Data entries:
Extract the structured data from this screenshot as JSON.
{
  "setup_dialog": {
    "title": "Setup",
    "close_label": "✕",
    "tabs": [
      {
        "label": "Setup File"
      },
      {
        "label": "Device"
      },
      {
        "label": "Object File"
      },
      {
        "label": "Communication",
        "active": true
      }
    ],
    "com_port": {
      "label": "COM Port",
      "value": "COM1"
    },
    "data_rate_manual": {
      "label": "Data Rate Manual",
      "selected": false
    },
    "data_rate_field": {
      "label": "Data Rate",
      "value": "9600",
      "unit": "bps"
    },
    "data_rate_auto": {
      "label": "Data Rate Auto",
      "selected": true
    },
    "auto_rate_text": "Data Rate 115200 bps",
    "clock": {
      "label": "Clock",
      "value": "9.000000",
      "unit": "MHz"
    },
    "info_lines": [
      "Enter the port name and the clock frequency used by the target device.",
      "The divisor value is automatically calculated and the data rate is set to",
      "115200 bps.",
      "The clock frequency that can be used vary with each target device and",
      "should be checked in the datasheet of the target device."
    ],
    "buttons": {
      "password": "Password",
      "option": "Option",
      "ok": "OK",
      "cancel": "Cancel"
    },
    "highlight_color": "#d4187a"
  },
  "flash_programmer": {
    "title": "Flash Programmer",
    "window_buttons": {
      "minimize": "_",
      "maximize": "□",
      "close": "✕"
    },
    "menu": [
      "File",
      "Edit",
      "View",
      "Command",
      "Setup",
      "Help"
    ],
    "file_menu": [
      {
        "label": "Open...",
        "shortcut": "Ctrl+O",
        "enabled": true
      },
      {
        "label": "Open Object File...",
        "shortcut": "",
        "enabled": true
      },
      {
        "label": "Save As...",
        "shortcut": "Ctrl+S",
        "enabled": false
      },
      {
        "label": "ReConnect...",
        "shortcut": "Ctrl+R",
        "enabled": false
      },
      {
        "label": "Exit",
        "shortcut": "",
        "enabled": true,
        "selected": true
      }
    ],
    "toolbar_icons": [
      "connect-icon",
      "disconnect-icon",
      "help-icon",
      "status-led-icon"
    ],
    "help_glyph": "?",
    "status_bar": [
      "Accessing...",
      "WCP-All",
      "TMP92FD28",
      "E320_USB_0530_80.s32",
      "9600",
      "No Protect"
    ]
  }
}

* **Work to do**: Write down the number of lines where the word "value" appears, and nothing further.

* **Result of the exercise**: 4